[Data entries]
--- begin ---
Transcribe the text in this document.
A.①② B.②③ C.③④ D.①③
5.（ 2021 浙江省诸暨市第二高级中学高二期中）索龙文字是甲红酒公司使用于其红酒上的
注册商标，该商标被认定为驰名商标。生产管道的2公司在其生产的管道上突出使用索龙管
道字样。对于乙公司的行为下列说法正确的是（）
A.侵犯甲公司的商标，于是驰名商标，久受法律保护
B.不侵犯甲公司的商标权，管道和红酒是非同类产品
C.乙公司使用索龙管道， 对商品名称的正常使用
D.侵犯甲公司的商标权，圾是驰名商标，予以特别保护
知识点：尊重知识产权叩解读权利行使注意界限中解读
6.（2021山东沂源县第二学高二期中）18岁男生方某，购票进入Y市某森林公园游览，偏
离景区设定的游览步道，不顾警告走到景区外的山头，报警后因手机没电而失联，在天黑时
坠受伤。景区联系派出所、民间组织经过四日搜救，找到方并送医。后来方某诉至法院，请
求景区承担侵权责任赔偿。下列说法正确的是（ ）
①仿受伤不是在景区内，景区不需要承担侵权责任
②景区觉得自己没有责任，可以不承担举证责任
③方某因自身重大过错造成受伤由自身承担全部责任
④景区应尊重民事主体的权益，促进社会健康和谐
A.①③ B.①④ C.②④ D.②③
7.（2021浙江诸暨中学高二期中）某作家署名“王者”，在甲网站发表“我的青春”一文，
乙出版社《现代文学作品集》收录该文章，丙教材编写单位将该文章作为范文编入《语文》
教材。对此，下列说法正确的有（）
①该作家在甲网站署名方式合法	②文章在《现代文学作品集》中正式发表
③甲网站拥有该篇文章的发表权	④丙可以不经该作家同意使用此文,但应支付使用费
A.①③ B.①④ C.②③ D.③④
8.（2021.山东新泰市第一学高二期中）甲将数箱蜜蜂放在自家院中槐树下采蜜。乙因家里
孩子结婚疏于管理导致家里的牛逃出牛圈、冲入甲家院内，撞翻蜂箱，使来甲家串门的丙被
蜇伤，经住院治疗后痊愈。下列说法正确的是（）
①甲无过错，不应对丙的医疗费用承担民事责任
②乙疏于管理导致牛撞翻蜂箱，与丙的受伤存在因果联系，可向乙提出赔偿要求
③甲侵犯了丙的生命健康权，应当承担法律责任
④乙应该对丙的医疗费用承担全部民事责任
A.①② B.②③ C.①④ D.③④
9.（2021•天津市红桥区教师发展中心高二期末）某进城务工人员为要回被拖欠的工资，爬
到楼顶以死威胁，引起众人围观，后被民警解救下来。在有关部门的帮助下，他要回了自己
--- end ---
__Problem statement__: Please quote the records above exactly, without skipping a line.

__Response to the exercise__:
Transcribe the text in this document.
A.①② B.②③ C.③④ D.①③
5.（ 2021 浙江省诸暨市第二高级中学高二期中）索龙文字是甲红酒公司使用于其红酒上的
注册商标，该商标被认定为驰名商标。生产管道的2公司在其生产的管道上突出使用索龙管
道字样。对于乙公司的行为下列说法正确的是（）
A.侵犯甲公司的商标，于是驰名商标，久受法律保护
B.不侵犯甲公司的商标权，管道和红酒是非同类产品
C.乙公司使用索龙管道， 对商品名称的正常使用
D.侵犯甲公司的商标权，圾是驰名商标，予以特别保护
知识点：尊重知识产权叩解读权利行使注意界限中解读
6.（2021山东沂源县第二学高二期中）18岁男生方某，购票进入Y市某森林公园游览，偏
离景区设定的游览步道，不顾警告走到景区外的山头，报警后因手机没电而失联，在天黑时
坠受伤。景区联系派出所、民间组织经过四日搜救，找到方并送医。后来方某诉至法院，请
求景区承担侵权责任赔偿。下列说法正确的是（ ）
①仿受伤不是在景区内，景区不需要承担侵权责任
②景区觉得自己没有责任，可以不承担举证责任
③方某因自身重大过错造成受伤由自身承担全部责任
④景区应尊重民事主体的权益，促进社会健康和谐
A.①③ B.①④ C.②④ D.②③
7.（2021浙江诸暨中学高二期中）某作家署名“王者”，在甲网站发表“我的青春”一文，
乙出版社《现代文学作品集》收录该文章，丙教材编写单位将该文章作为范文编入《语文》
教材。对此，下列说法正确的有（）
①该作家在甲网站署名方式合法	②文章在《现代文学作品集》中正式发表
③甲网站拥有该篇文章的发表权	④丙可以不经该作家同意使用此文,但应支付使用费
A.①③ B.①④ C.②③ D.③④
8.（2021.山东新泰市第一学高二期中）甲将数箱蜜蜂放在自家院中槐树下采蜜。乙因家里
孩子结婚疏于管理导致家里的牛逃出牛圈、冲入甲家院内，撞翻蜂箱，使来甲家串门的丙被
蜇伤，经住院治疗后痊愈。下列说法正确的是（）
①甲无过错，不应对丙的医疗费用承担民事责任
②乙疏于管理导致牛撞翻蜂箱，与丙的受伤存在因果联系，可向乙提出赔偿要求
③甲侵犯了丙的生命健康权，应当承担法律责任
④乙应该对丙的医疗费用承担全部民事责任
A.①② B.②③ C.①④ D.③④
9.（2021•天津市红桥区教师发展中心高二期末）某进城务工人员为要回被拖欠的工资，爬
到楼顶以死威胁，引起众人围观，后被民警解救下来。在有关部门的帮助下，他要回了自己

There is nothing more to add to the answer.